Recorded data:

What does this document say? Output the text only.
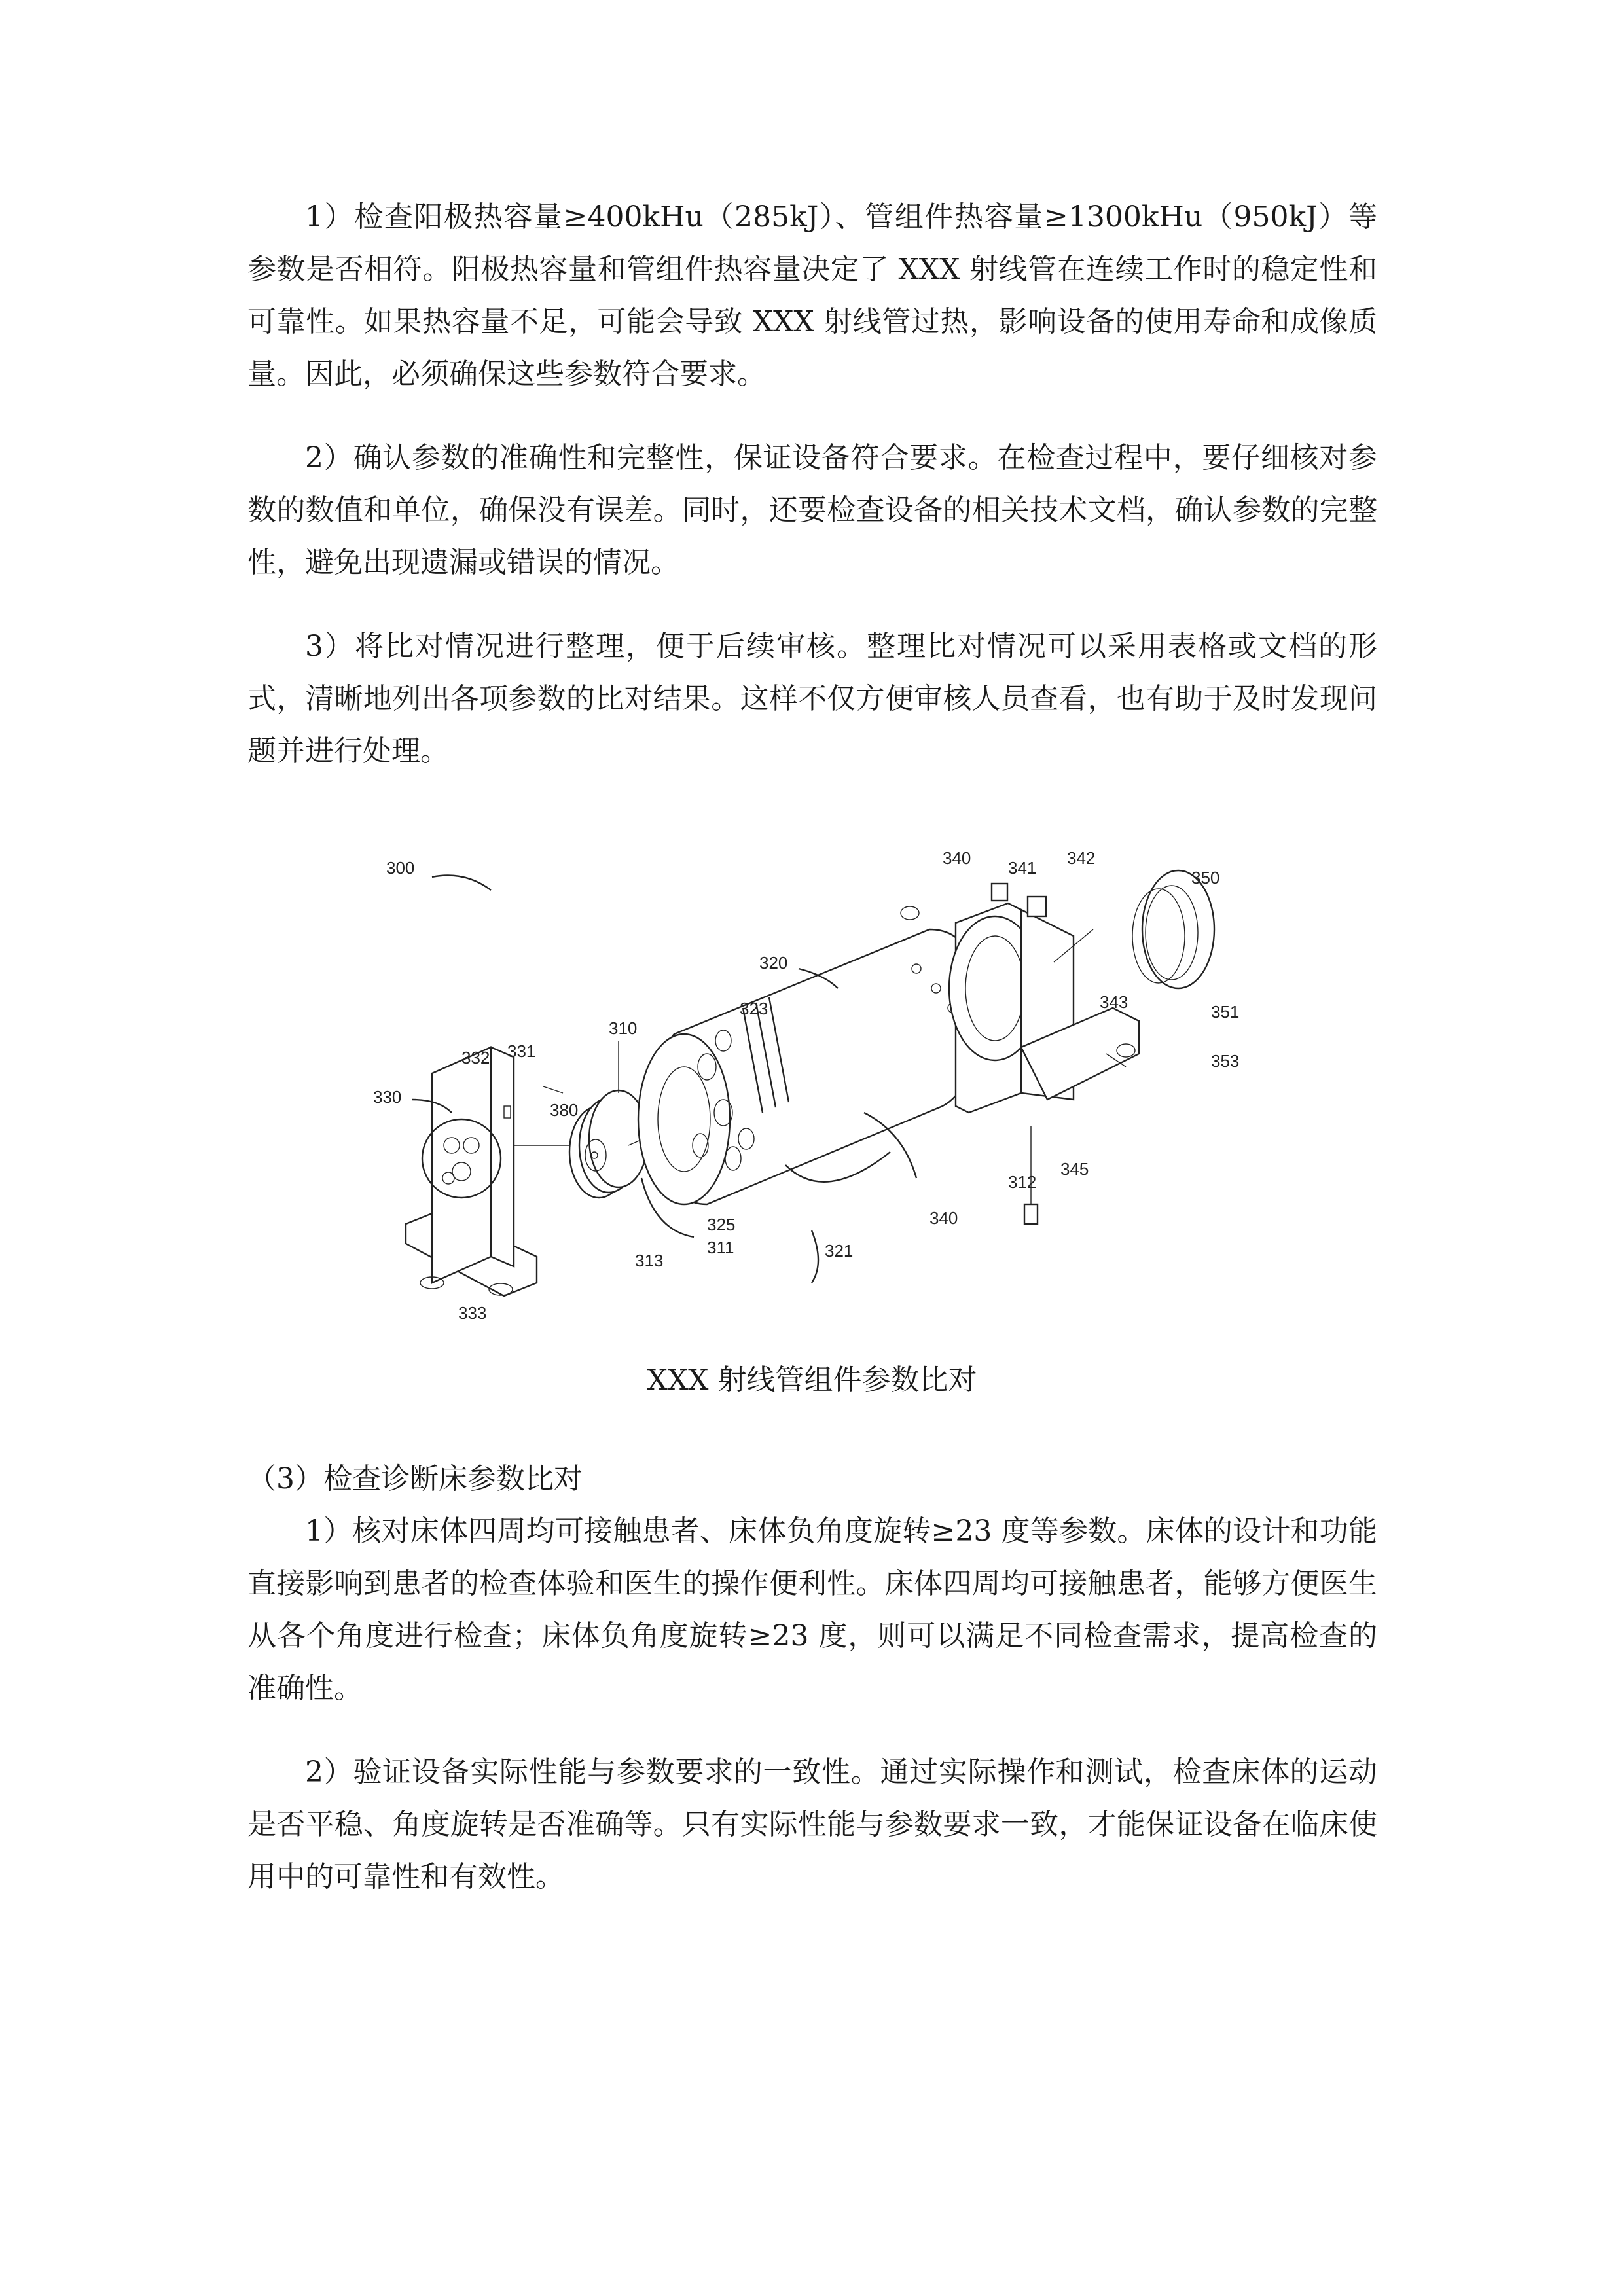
1）检查阳极热容量≥400kHu（285kJ）、管组件热容量≥1300kHu（950kJ）等参数是否相符。阳极热容量和管组件热容量决定了 XXX 射线管在连续工作时的稳定性和可靠性。如果热容量不足，可能会导致 XXX 射线管过热，影响设备的使用寿命和成像质量。因此，必须确保这些参数符合要求。

2）确认参数的准确性和完整性，保证设备符合要求。在检查过程中，要仔细核对参数的数值和单位，确保没有误差。同时，还要检查设备的相关技术文档，确认参数的完整性，避免出现遗漏或错误的情况。

3）将比对情况进行整理，便于后续审核。整理比对情况可以采用表格或文档的形式，清晰地列出各项参数的比对结果。这样不仅方便审核人员查看，也有助于及时发现问题并进行处理。

300
320
323
310
340 341 342
350
343	351
353
332 331
330
380
312
345
325
311
313	321
340
333
XXX 射线管组件参数比对

（3）检查诊断床参数比对

1）核对床体四周均可接触患者、床体负角度旋转≥23 度等参数。床体的设计和功能直接影响到患者的检查体验和医生的操作便利性。床体四周均可接触患者，能够方便医生从各个角度进行检查；床体负角度旋转≥23 度，则可以满足不同检查需求，提高检查的准确性。

2）验证设备实际性能与参数要求的一致性。通过实际操作和测试，检查床体的运动是否平稳、角度旋转是否准确等。只有实际性能与参数要求一致，才能保证设备在临床使用中的可靠性和有效性。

Required work: Every record must be copied exactly, with images dropped from the result.

The reply:
What does this document say? Output the text only.
1）检查阳极热容量≥400kHu（285kJ）、管组件热容量≥1300kHu（950kJ）等参数是否相符。阳极热容量和管组件热容量决定了 XXX 射线管在连续工作时的稳定性和可靠性。如果热容量不足，可能会导致 XXX 射线管过热，影响设备的使用寿命和成像质量。因此，必须确保这些参数符合要求。

2）确认参数的准确性和完整性，保证设备符合要求。在检查过程中，要仔细核对参数的数值和单位，确保没有误差。同时，还要检查设备的相关技术文档，确认参数的完整性，避免出现遗漏或错误的情况。

3）将比对情况进行整理，便于后续审核。整理比对情况可以采用表格或文档的形式，清晰地列出各项参数的比对结果。这样不仅方便审核人员查看，也有助于及时发现问题并进行处理。

300
320
323
310
340 341 342
350
343	351
353
332 331
330
380
312
345
325
311
313	321
340
333
XXX 射线管组件参数比对

（3）检查诊断床参数比对

1）核对床体四周均可接触患者、床体负角度旋转≥23 度等参数。床体的设计和功能直接影响到患者的检查体验和医生的操作便利性。床体四周均可接触患者，能够方便医生从各个角度进行检查；床体负角度旋转≥23 度，则可以满足不同检查需求，提高检查的准确性。

2）验证设备实际性能与参数要求的一致性。通过实际操作和测试，检查床体的运动是否平稳、角度旋转是否准确等。只有实际性能与参数要求一致，才能保证设备在临床使用中的可靠性和有效性。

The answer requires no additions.